== Records shown ==

• • • • •

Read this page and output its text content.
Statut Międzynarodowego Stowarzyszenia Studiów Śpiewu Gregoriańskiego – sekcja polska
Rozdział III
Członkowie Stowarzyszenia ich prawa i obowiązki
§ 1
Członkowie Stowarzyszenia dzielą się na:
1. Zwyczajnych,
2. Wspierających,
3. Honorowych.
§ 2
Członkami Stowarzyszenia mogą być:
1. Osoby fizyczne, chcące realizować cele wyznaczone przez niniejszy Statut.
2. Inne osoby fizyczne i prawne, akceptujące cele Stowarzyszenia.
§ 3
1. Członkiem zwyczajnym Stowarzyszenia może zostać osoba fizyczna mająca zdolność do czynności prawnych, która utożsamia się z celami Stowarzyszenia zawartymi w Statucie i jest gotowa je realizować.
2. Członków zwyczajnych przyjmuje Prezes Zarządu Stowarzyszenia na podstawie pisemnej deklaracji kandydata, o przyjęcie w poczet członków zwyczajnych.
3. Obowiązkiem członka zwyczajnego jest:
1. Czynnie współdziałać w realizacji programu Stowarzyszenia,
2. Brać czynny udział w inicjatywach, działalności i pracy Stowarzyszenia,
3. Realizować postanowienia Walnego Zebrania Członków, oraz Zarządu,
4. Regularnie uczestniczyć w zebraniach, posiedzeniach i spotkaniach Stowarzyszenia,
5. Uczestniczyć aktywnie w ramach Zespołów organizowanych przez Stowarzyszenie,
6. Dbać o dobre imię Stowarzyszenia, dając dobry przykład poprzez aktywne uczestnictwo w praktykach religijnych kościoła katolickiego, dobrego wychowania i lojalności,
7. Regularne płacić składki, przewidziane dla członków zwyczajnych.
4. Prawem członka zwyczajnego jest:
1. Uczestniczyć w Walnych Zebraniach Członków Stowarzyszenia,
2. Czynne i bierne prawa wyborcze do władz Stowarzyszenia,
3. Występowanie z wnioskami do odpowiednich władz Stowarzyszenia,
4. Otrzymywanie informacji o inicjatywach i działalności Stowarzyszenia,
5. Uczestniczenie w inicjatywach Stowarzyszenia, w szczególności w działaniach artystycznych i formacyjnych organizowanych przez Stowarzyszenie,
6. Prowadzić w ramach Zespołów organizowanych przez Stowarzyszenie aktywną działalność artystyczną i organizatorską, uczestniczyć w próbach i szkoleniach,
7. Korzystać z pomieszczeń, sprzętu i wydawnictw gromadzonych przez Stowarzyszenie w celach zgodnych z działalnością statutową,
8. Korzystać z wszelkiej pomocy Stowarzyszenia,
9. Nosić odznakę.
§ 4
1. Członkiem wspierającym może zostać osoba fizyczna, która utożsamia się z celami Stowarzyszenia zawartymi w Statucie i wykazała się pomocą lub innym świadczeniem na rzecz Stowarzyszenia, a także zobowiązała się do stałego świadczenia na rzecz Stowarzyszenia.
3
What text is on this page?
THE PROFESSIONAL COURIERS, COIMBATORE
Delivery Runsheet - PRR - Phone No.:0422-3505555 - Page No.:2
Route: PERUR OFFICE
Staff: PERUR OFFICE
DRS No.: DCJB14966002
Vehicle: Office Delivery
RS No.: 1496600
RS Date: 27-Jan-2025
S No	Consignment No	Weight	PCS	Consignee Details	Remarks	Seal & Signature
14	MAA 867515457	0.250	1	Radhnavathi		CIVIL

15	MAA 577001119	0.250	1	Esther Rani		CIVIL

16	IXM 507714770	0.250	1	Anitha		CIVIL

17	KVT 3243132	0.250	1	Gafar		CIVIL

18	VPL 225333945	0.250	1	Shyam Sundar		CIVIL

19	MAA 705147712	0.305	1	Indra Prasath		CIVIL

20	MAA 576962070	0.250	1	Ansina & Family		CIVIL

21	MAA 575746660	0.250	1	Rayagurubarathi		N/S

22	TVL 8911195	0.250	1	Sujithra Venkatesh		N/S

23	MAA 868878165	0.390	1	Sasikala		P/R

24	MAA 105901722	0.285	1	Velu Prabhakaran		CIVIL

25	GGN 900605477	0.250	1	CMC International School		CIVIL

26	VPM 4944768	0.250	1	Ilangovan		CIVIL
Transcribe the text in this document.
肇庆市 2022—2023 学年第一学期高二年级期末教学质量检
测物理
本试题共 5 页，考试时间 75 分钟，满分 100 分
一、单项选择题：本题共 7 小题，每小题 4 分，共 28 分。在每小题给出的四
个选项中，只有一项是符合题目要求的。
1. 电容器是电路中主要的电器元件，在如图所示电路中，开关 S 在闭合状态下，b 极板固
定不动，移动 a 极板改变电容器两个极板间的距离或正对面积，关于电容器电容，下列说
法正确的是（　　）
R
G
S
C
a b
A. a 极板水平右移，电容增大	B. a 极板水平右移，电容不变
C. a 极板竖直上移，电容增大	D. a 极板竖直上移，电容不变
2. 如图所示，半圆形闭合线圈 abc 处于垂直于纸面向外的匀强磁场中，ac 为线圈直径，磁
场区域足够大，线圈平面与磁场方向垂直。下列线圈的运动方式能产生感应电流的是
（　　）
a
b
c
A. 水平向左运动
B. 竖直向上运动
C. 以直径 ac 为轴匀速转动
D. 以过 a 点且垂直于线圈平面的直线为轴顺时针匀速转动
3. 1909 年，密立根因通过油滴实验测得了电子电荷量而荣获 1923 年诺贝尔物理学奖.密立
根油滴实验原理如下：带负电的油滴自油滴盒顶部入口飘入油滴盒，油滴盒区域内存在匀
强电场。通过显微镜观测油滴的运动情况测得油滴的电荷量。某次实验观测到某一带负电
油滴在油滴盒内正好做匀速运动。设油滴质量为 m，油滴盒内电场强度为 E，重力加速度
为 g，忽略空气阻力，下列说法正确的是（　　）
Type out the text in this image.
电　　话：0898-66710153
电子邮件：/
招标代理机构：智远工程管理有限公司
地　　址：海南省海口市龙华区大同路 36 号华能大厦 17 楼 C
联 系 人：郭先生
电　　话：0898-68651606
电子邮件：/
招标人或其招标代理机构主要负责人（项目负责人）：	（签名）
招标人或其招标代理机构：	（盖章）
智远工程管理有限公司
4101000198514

• • • • •

== Exercise description ==
Identify each line containing the string "Korzystać" and copy it out.

== Exercise output ==
7. Korzystać z pomieszczeń, sprzętu i wydawnictw gromadzonych przez Stowarzyszenie w celach zgodnych z działalnością statutową,
8. Korzystać z wszelkiej pomocy Stowarzyszenia,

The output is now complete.